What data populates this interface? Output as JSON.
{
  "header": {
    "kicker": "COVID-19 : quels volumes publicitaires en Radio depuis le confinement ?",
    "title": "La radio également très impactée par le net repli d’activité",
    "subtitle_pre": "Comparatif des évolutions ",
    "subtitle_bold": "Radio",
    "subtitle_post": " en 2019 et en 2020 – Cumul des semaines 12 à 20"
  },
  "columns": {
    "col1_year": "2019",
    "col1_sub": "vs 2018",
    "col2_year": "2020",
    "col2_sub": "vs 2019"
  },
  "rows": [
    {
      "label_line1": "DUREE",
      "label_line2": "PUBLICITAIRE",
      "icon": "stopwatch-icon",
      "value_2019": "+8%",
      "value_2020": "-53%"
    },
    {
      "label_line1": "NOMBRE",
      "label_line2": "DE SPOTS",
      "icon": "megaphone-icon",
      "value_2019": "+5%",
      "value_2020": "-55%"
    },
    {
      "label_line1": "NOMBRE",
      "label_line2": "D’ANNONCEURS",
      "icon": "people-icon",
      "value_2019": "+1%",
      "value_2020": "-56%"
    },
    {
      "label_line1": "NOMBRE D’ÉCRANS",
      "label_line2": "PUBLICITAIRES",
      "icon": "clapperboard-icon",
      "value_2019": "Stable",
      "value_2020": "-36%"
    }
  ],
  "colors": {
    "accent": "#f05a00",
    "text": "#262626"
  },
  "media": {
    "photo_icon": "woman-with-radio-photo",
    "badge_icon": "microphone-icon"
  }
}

-----

WHAT THE EXERCISE ASKS:
Write out every line from the records above, word for word.

ANSWER TO THIS TASK:
What data populates this interface? Output as JSON.
{
  "header": {
    "kicker": "COVID-19 : quels volumes publicitaires en Radio depuis le confinement ?",
    "title": "La radio également très impactée par le net repli d’activité",
    "subtitle_pre": "Comparatif des évolutions ",
    "subtitle_bold": "Radio",
    "subtitle_post": " en 2019 et en 2020 – Cumul des semaines 12 à 20"
  },
  "columns": {
    "col1_year": "2019",
    "col1_sub": "vs 2018",
    "col2_year": "2020",
    "col2_sub": "vs 2019"
  },
  "rows": [
    {
      "label_line1": "DUREE",
      "label_line2": "PUBLICITAIRE",
      "icon": "stopwatch-icon",
      "value_2019": "+8%",
      "value_2020": "-53%"
    },
    {
      "label_line1": "NOMBRE",
      "label_line2": "DE SPOTS",
      "icon": "megaphone-icon",
      "value_2019": "+5%",
      "value_2020": "-55%"
    },
    {
      "label_line1": "NOMBRE",
      "label_line2": "D’ANNONCEURS",
      "icon": "people-icon",
      "value_2019": "+1%",
      "value_2020": "-56%"
    },
    {
      "label_line1": "NOMBRE D’ÉCRANS",
      "label_line2": "PUBLICITAIRES",
      "icon": "clapperboard-icon",
      "value_2019": "Stable",
      "value_2020": "-36%"
    }
  ],
  "colors": {
    "accent": "#f05a00",
    "text": "#262626"
  },
  "media": {
    "photo_icon": "woman-with-radio-photo",
    "badge_icon": "microphone-icon"
  }
}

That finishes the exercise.